Collected data entries
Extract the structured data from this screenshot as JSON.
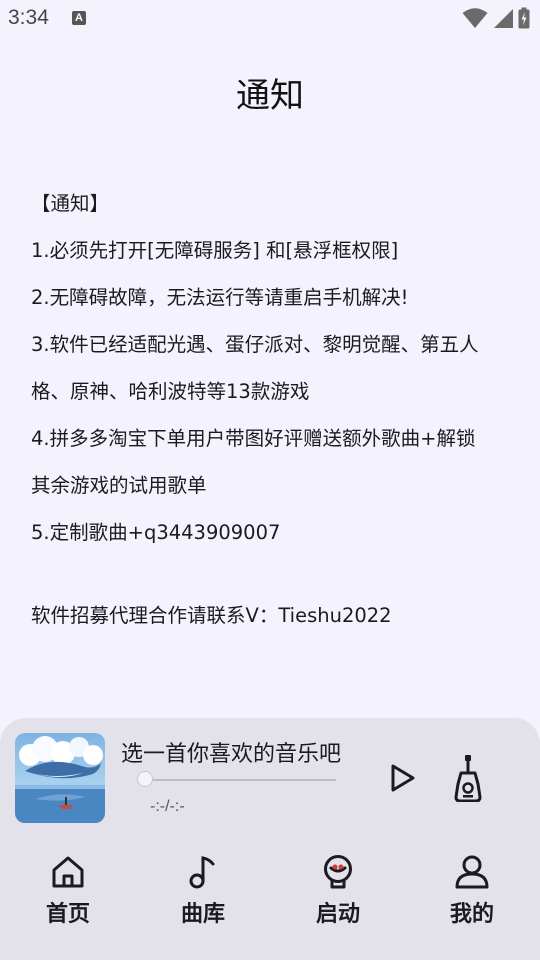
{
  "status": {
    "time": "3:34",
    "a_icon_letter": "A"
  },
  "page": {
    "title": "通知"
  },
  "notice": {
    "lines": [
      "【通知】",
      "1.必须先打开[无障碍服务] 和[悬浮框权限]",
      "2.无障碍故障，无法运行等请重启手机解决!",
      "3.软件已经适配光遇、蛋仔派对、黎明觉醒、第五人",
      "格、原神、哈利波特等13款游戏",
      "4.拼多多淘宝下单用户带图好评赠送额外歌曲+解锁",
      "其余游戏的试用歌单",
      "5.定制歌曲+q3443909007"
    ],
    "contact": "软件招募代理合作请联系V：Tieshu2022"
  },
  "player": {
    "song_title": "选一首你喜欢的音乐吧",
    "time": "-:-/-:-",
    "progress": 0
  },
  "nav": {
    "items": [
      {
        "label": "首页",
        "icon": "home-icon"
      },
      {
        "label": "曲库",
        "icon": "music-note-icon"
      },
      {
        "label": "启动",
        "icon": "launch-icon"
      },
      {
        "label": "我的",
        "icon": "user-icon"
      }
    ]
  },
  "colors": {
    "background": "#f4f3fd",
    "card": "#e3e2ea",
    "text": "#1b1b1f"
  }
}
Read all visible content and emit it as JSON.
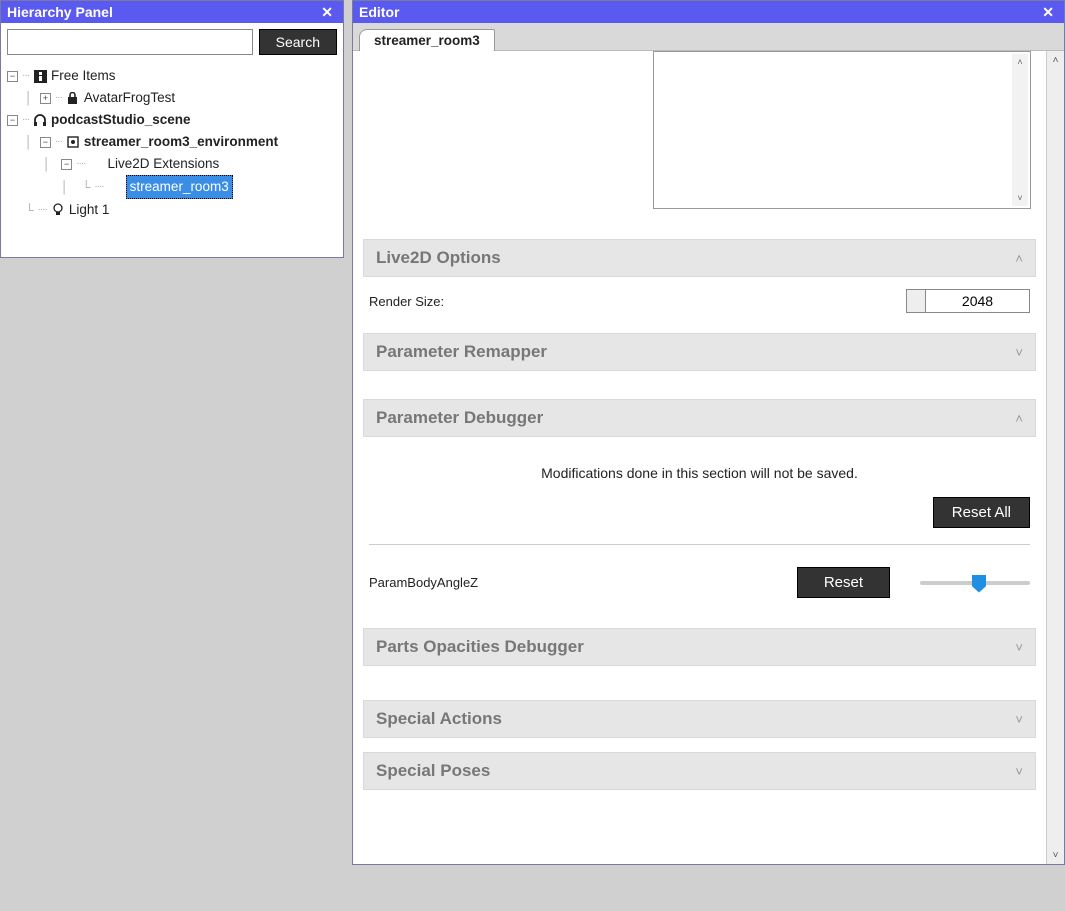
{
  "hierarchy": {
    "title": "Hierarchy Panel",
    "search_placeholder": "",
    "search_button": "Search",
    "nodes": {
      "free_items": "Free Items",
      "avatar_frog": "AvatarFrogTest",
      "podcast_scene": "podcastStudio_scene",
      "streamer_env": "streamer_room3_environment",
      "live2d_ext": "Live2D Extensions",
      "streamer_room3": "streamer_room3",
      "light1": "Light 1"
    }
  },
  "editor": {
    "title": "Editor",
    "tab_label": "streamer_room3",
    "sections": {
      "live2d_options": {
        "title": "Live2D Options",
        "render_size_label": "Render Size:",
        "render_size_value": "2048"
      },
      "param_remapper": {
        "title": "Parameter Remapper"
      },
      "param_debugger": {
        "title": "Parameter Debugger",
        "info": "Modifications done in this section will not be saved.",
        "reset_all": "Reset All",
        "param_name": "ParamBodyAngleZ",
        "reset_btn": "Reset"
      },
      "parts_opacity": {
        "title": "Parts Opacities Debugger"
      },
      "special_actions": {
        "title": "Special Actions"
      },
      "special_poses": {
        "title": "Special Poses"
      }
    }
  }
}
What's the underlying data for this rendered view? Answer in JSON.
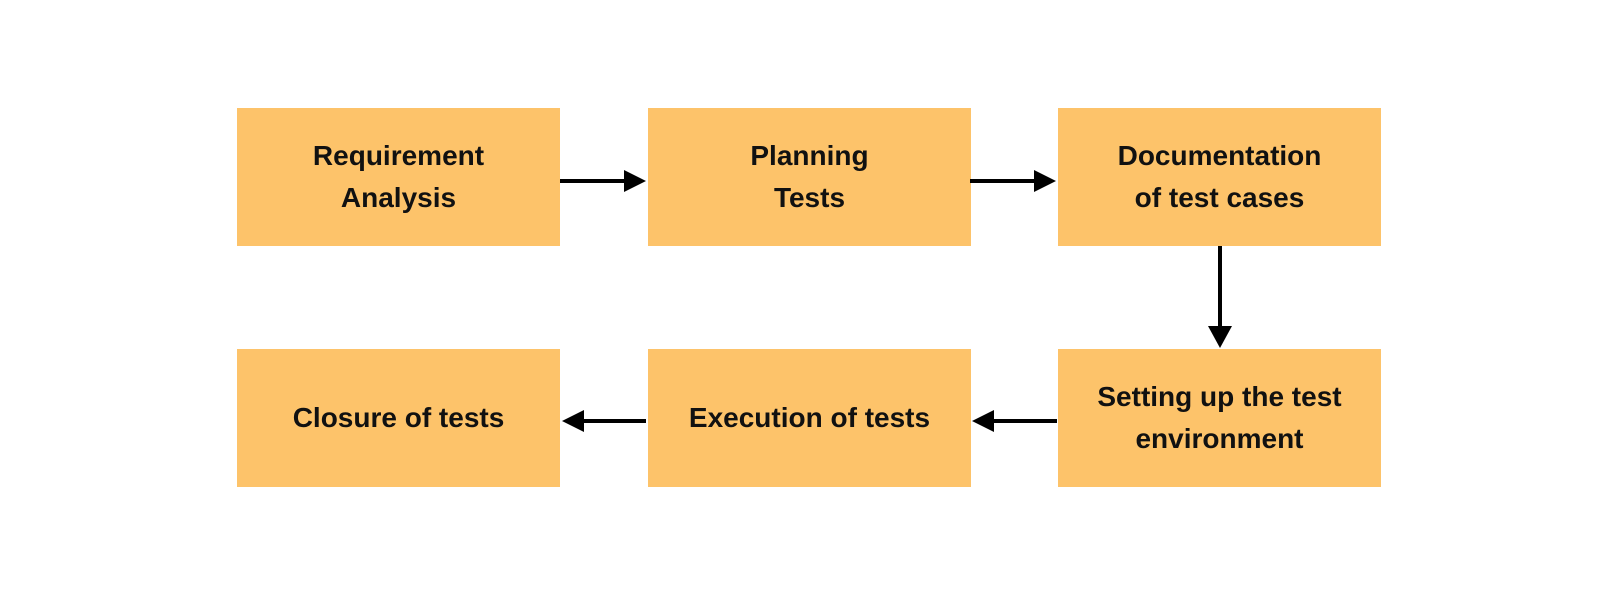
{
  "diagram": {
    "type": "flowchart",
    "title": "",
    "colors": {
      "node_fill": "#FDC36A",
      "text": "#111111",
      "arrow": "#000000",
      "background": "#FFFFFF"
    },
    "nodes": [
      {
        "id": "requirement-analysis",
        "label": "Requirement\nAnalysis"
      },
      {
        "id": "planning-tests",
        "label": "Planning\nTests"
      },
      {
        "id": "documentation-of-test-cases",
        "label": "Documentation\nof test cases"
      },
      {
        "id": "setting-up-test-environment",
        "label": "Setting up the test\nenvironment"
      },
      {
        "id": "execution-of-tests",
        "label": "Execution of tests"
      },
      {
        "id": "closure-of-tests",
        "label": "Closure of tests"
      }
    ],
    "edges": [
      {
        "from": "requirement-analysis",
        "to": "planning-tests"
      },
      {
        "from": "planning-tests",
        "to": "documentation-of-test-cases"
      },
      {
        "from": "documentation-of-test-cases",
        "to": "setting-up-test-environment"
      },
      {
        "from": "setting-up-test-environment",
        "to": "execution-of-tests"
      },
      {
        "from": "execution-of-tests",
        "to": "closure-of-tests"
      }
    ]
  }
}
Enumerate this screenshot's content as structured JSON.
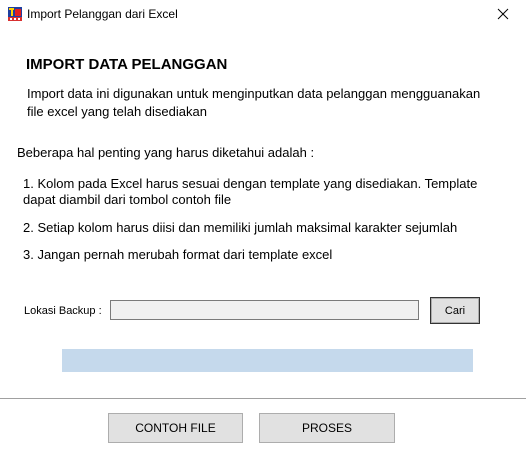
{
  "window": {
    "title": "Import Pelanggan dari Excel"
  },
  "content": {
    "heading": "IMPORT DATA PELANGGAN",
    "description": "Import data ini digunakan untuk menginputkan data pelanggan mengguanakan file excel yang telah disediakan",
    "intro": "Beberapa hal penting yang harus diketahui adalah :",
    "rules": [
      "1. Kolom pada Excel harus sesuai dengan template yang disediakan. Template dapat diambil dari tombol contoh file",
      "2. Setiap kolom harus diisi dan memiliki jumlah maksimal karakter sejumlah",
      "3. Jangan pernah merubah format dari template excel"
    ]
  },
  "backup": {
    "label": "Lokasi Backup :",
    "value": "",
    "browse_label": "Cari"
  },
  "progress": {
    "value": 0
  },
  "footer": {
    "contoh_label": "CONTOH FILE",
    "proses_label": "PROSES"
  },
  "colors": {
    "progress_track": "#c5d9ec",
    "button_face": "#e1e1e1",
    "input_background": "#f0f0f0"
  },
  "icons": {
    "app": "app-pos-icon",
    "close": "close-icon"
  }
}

■ TO DO
The records above must be printed exactly; the pictures stay out.

■ WRITTEN RESPONSE
Extract the structured data from this screenshot as JSON.
{
  "status": {
    "time": "3:34",
    "a_icon_letter": "A"
  },
  "page": {
    "title": "通知"
  },
  "notice": {
    "lines": [
      "【通知】",
      "1.必须先打开[无障碍服务] 和[悬浮框权限]",
      "2.无障碍故障，无法运行等请重启手机解决!",
      "3.软件已经适配光遇、蛋仔派对、黎明觉醒、第五人",
      "格、原神、哈利波特等13款游戏",
      "4.拼多多淘宝下单用户带图好评赠送额外歌曲+解锁",
      "其余游戏的试用歌单",
      "5.定制歌曲+q3443909007"
    ],
    "contact": "软件招募代理合作请联系V：Tieshu2022"
  },
  "player": {
    "song_title": "选一首你喜欢的音乐吧",
    "time": "-:-/-:-",
    "progress": 0
  },
  "nav": {
    "items": [
      {
        "label": "首页",
        "icon": "home-icon"
      },
      {
        "label": "曲库",
        "icon": "music-note-icon"
      },
      {
        "label": "启动",
        "icon": "launch-icon"
      },
      {
        "label": "我的",
        "icon": "user-icon"
      }
    ]
  },
  "colors": {
    "background": "#f4f3fd",
    "card": "#e3e2ea",
    "text": "#1b1b1f"
  }
}
Read all visible content and emit it as JSON.
{
  "hierarchy": {
    "title": "Hierarchy Panel",
    "search_placeholder": "",
    "search_button": "Search",
    "nodes": {
      "free_items": "Free Items",
      "avatar_frog": "AvatarFrogTest",
      "podcast_scene": "podcastStudio_scene",
      "streamer_env": "streamer_room3_environment",
      "live2d_ext": "Live2D Extensions",
      "streamer_room3": "streamer_room3",
      "light1": "Light 1"
    }
  },
  "editor": {
    "title": "Editor",
    "tab_label": "streamer_room3",
    "sections": {
      "live2d_options": {
        "title": "Live2D Options",
        "render_size_label": "Render Size:",
        "render_size_value": "2048"
      },
      "param_remapper": {
        "title": "Parameter Remapper"
      },
      "param_debugger": {
        "title": "Parameter Debugger",
        "info": "Modifications done in this section will not be saved.",
        "reset_all": "Reset All",
        "param_name": "ParamBodyAngleZ",
        "reset_btn": "Reset"
      },
      "parts_opacity": {
        "title": "Parts Opacities Debugger"
      },
      "special_actions": {
        "title": "Special Actions"
      },
      "special_poses": {
        "title": "Special Poses"
      }
    }
  }
}
What's the underlying data for this rendered view? Answer in JSON.
{
  "diagram": {
    "type": "flowchart",
    "title": "",
    "colors": {
      "node_fill": "#FDC36A",
      "text": "#111111",
      "arrow": "#000000",
      "background": "#FFFFFF"
    },
    "nodes": [
      {
        "id": "requirement-analysis",
        "label": "Requirement\nAnalysis"
      },
      {
        "id": "planning-tests",
        "label": "Planning\nTests"
      },
      {
        "id": "documentation-of-test-cases",
        "label": "Documentation\nof test cases"
      },
      {
        "id": "setting-up-test-environment",
        "label": "Setting up the test\nenvironment"
      },
      {
        "id": "execution-of-tests",
        "label": "Execution of tests"
      },
      {
        "id": "closure-of-tests",
        "label": "Closure of tests"
      }
    ],
    "edges": [
      {
        "from": "requirement-analysis",
        "to": "planning-tests"
      },
      {
        "from": "planning-tests",
        "to": "documentation-of-test-cases"
      },
      {
        "from": "documentation-of-test-cases",
        "to": "setting-up-test-environment"
      },
      {
        "from": "setting-up-test-environment",
        "to": "execution-of-tests"
      },
      {
        "from": "execution-of-tests",
        "to": "closure-of-tests"
      }
    ]
  }
}
Enumerate this screenshot's content as structured JSON.
{
  "window": {
    "title": "Import Pelanggan dari Excel"
  },
  "content": {
    "heading": "IMPORT DATA PELANGGAN",
    "description": "Import data ini digunakan untuk menginputkan data pelanggan mengguanakan file excel yang telah disediakan",
    "intro": "Beberapa hal penting yang harus diketahui adalah :",
    "rules": [
      "1. Kolom pada Excel harus sesuai dengan template yang disediakan. Template dapat diambil dari tombol contoh file",
      "2. Setiap kolom harus diisi dan memiliki jumlah maksimal karakter sejumlah",
      "3. Jangan pernah merubah format dari template excel"
    ]
  },
  "backup": {
    "label": "Lokasi Backup :",
    "value": "",
    "browse_label": "Cari"
  },
  "progress": {
    "value": 0
  },
  "footer": {
    "contoh_label": "CONTOH FILE",
    "proses_label": "PROSES"
  },
  "colors": {
    "progress_track": "#c5d9ec",
    "button_face": "#e1e1e1",
    "input_background": "#f0f0f0"
  },
  "icons": {
    "app": "app-pos-icon",
    "close": "close-icon"
  }
}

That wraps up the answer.